- _Required task_: Can you reproduce the whole post below about the extended addition kernel, word for word?

- _Page extract_:
···
Extended addition (described below ) is one of the most performance critical kernel in our code (that implements important functions from sparse linear algebra).

AddEx(double* A, int LDA, double *B, int LDB, int*C, ...) { for (jj = 0; jj < col; ++jj) { /*if jj segment is not empty */ if (seg[jj]) { for (i = 0; i < row; ++i) { A[C[i]] -= B[i]; } B += LDB; } A += LDA; } }

Compared, to something like SpMV ( which reads from indirect addresses), this both reads and write to indirect memory addresses

In general, we perform a number of extended additions operations on independent blocks A_{i} and B_{i} concurrently using openMP parallel for.

Assuming A[C[i]] -= B[i] takes 2 reads and 1 write ( C[i] is assumed to be in cache ) , so in total 3*row*col memory ops, measuring time shows low bandwidth of around 52 GB/sec obtained. While there can be load imbalance among openMP threads, but still 52 GB/sec is quite low. I seek suggestions to improve it. My experience with SIMD instructions is limited, however, I tried as follows.
···
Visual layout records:
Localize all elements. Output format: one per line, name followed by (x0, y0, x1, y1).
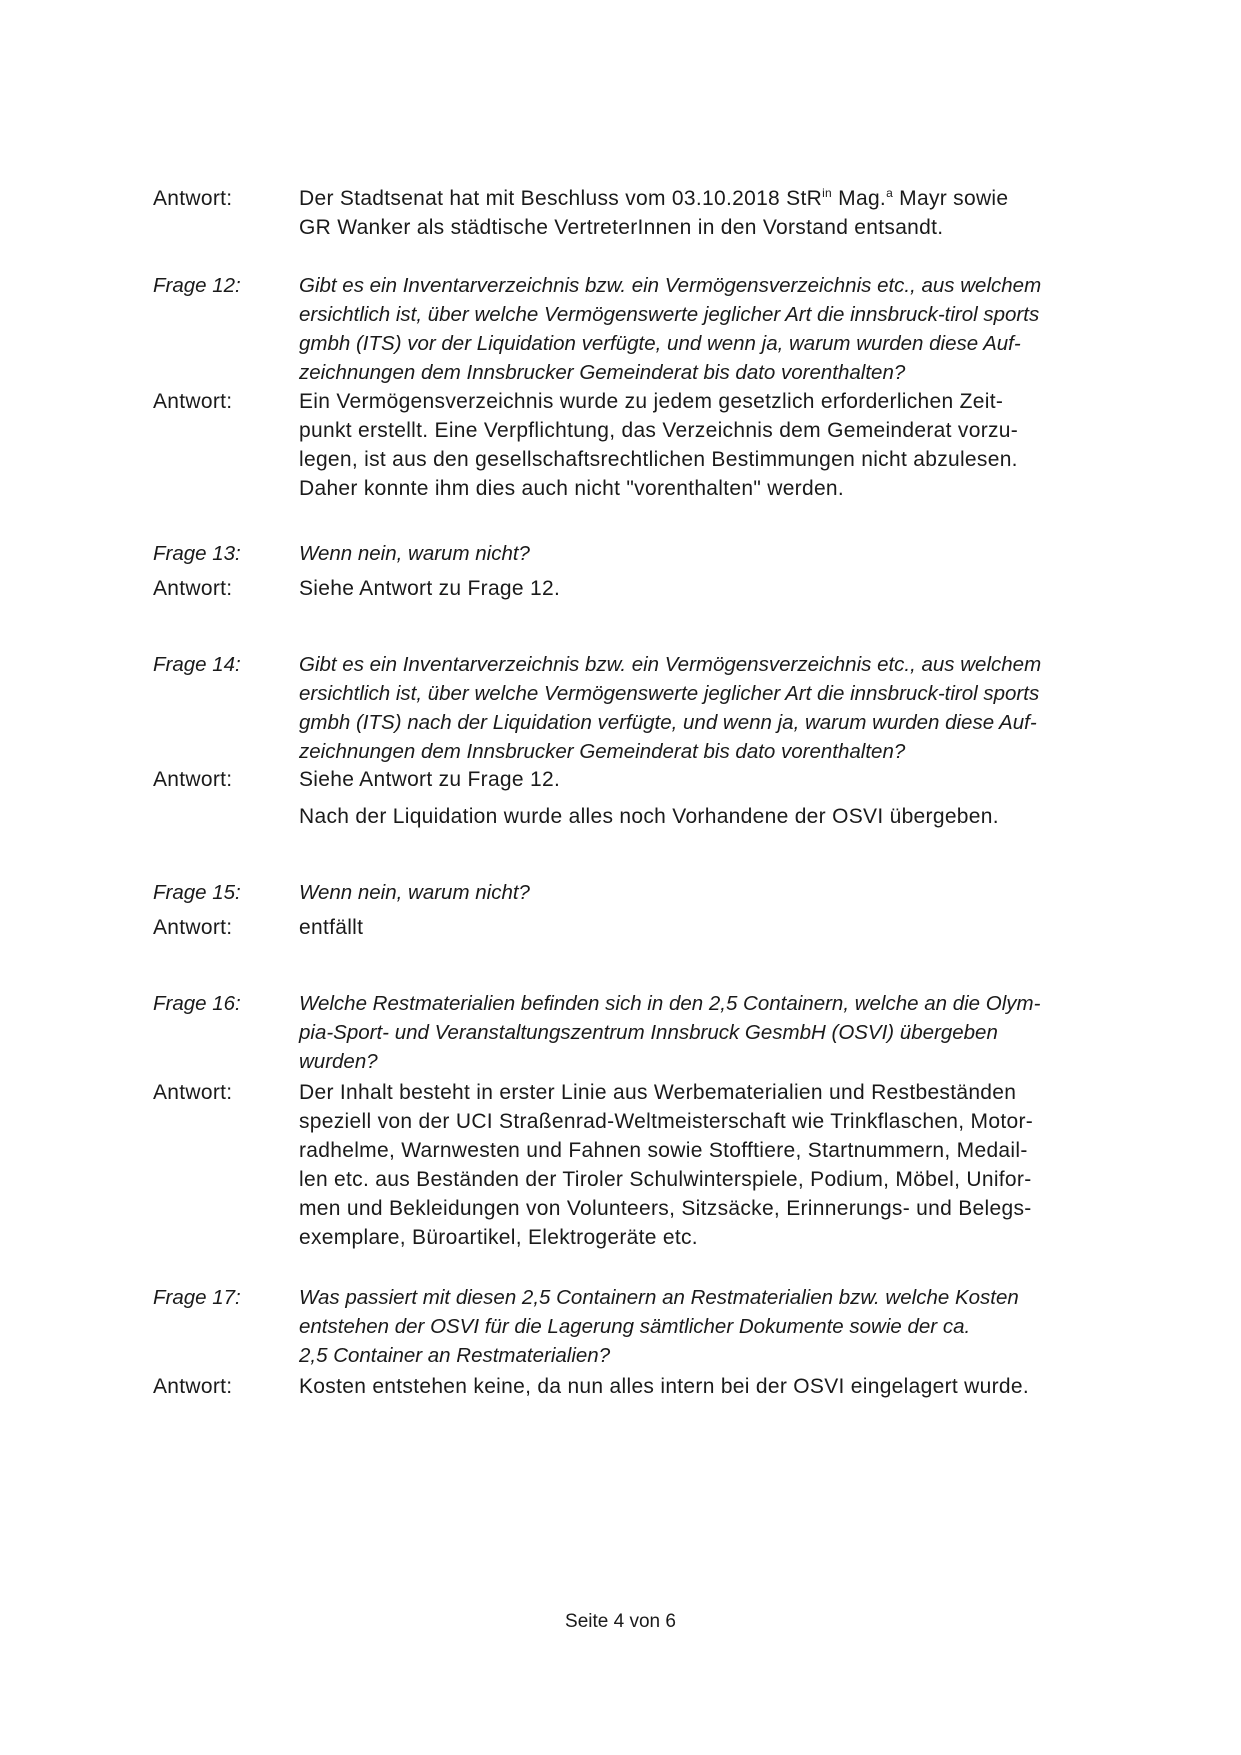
answer-text (299, 574, 1139, 603)
answer-label: Antwort: (153, 390, 233, 413)
answer-label: Antwort: (153, 1081, 233, 1104)
question-label: Frage 14: (153, 653, 241, 676)
question-label: Frage 12: (153, 274, 241, 297)
text-line: Wenn nein, warum nicht? (299, 542, 530, 565)
answer-block (153, 802, 1143, 831)
answer-text (299, 387, 1139, 503)
text-line: Daher konnte ihm dies auch nicht "vorenthalten" werden. (299, 477, 845, 500)
answer-label: Antwort: (153, 1375, 233, 1398)
text-line: exemplare, Büroartikel, Elektrogeräte etc. (299, 1226, 698, 1249)
text-line: GR Wanker als städtische VertreterInnen in den Vorstand entsandt. (299, 216, 944, 239)
question-label: Frage 16: (153, 992, 241, 1015)
text-line: ersichtlich ist, über welche Vermögenswerte jeglicher Art die innsbruck-tirol sports (299, 303, 1040, 326)
question-block (153, 1283, 1143, 1370)
question-block (153, 539, 1143, 568)
page-footer: Seite 4 von 6 (565, 1611, 676, 1632)
answer-block (153, 765, 1143, 794)
text-line: gmbh (ITS) nach der Liquidation verfügte, und wenn ja, warum wurden diese Auf- (299, 711, 1037, 734)
text-line: pia-Sport- und Veranstaltungszentrum Innsbruck GesmbH (OSVI) übergeben (299, 1021, 998, 1044)
text-line: men und Bekleidungen von Volunteers, Sitzsäcke, Erinnerungs- und Belegs- (299, 1197, 1032, 1220)
question-text (299, 989, 1139, 1076)
text-line: legen, ist aus den gesellschaftsrechtlichen Bestimmungen nicht abzulesen. (299, 448, 1018, 471)
text-line: entstehen der OSVI für die Lagerung sämtlicher Dokumente sowie der ca. (299, 1315, 971, 1338)
text-line: radhelme, Warnwesten und Fahnen sowie Stofftiere, Startnummern, Medail- (299, 1139, 1028, 1162)
text-line: Siehe Antwort zu Frage 12. (299, 768, 561, 791)
text-line: ersichtlich ist, über welche Vermögenswerte jeglicher Art die innsbruck-tirol sports (299, 682, 1040, 705)
answer-block (153, 184, 1143, 242)
answer-label: Antwort: (153, 187, 233, 210)
question-block (153, 878, 1143, 907)
text-line: Gibt es ein Inventarverzeichnis bzw. ein Vermögensverzeichnis etc., aus welchem (299, 653, 1042, 676)
text-line: zeichnungen dem Innsbrucker Gemeinderat bis dato vorenthalten? (299, 740, 906, 763)
text-line: gmbh (ITS) vor der Liquidation verfügte, und wenn ja, warum wurden diese Auf- (299, 332, 1021, 355)
text-line: speziell von der UCI Straßenrad-Weltmeisterschaft wie Trinkflaschen, Motor- (299, 1110, 1034, 1133)
text-line: wurden? (299, 1050, 378, 1073)
text-line: zeichnungen dem Innsbrucker Gemeinderat bis dato vorenthalten? (299, 361, 906, 384)
text-line: Siehe Antwort zu Frage 12. (299, 577, 561, 600)
text-line: Wenn nein, warum nicht? (299, 881, 530, 904)
answer-block (153, 913, 1143, 942)
question-label: Frage 17: (153, 1286, 241, 1309)
text-line: Kosten entstehen keine, da nun alles intern bei der OSVI eingelagert wurde. (299, 1375, 1029, 1398)
text-line: Gibt es ein Inventarverzeichnis bzw. ein Vermögensverzeichnis etc., aus welchem (299, 274, 1042, 297)
answer-block (153, 1078, 1143, 1252)
question-label: Frage 15: (153, 881, 241, 904)
text-line: len etc. aus Beständen der Tiroler Schulwinterspiele, Podium, Möbel, Unifor- (299, 1168, 1032, 1191)
answer-text (299, 913, 1139, 942)
question-block (153, 989, 1143, 1076)
text-line: Der Stadtsenat hat mit Beschluss vom 03.10.2018 StR$^{in}$ Mag.$^a$ Mayr sowie (299, 186, 1009, 210)
answer-text (299, 802, 1139, 831)
text-line: Der Inhalt besteht in erster Linie aus Werbematerialien und Restbeständen (299, 1081, 1017, 1104)
answer-block (153, 1372, 1143, 1401)
text-line: entfällt (299, 916, 364, 939)
answer-text (299, 1372, 1139, 1401)
question-text (299, 271, 1139, 387)
answer-label: Antwort: (153, 916, 233, 939)
question-block (153, 271, 1143, 387)
answer-block (153, 574, 1143, 603)
answer-text (299, 1078, 1139, 1252)
question-text (299, 878, 1139, 907)
question-text (299, 650, 1139, 766)
question-text (299, 539, 1139, 568)
answer-label: Antwort: (153, 577, 233, 600)
answer-block (153, 387, 1143, 503)
answer-label (153, 802, 299, 831)
question-text (299, 1283, 1139, 1370)
answer-text (299, 184, 1139, 242)
text-line: punkt erstellt. Eine Verpflichtung, das Verzeichnis dem Gemeinderat vorzu- (299, 419, 1019, 442)
answer-label: Antwort: (153, 768, 233, 791)
text-line: 2,5 Container an Restmaterialien? (299, 1344, 611, 1367)
question-label: Frage 13: (153, 542, 241, 565)
answer-text (299, 765, 1139, 794)
text-line: Was passiert mit diesen 2,5 Containern an Restmaterialien bzw. welche Kosten (299, 1286, 1019, 1309)
text-line: Ein Vermögensverzeichnis wurde zu jedem gesetzlich erforderlichen Zeit- (299, 390, 1004, 413)
text-line: Welche Restmaterialien befinden sich in den 2,5 Containern, welche an die Olym- (299, 992, 1041, 1015)
text-line: Nach der Liquidation wurde alles noch Vorhandene der OSVI übergeben. (299, 805, 999, 828)
question-block (153, 650, 1143, 766)
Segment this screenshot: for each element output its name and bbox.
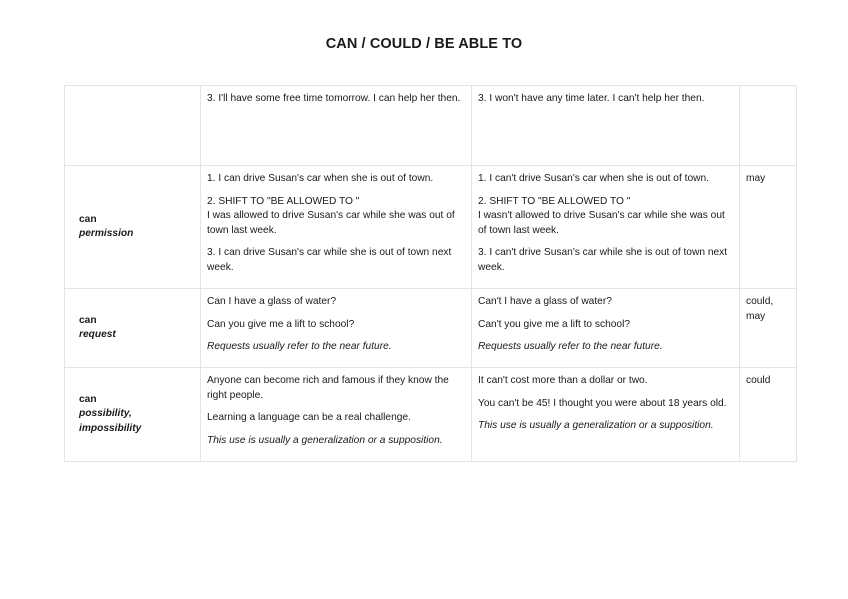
···
- _Response to the exercise_:
Extended addition (described below ) is one of the most performance critical kernel in our code (that implements important functions from sparse linear algebra).

AddEx(double* A, int LDA, double *B, int LDB, int*C, ...) { for (jj = 0; jj < col; ++jj) { /*if jj segment is not empty */ if (seg[jj]) { for (i = 0; i < row; ++i) { A[C[i]] -= B[i]; } B += LDB; } A += LDA; } }

Compared, to something like SpMV ( which reads from indirect addresses), this both reads and write to indirect memory addresses

In general, we perform a number of extended additions operations on independent blocks A_{i} and B_{i} concurrently using openMP parallel for.

Assuming A[C[i]] -= B[i] takes 2 reads and 1 write ( C[i] is assumed to be in cache ) , so in total 3*row*col memory ops, measuring time shows low bandwidth of around 52 GB/sec obtained. While there can be load imbalance among openMP threads, but still 52 GB/sec is quite low. I seek suggestions to improve it. My experience with SIMD instructions is limited, however, I tried as follows.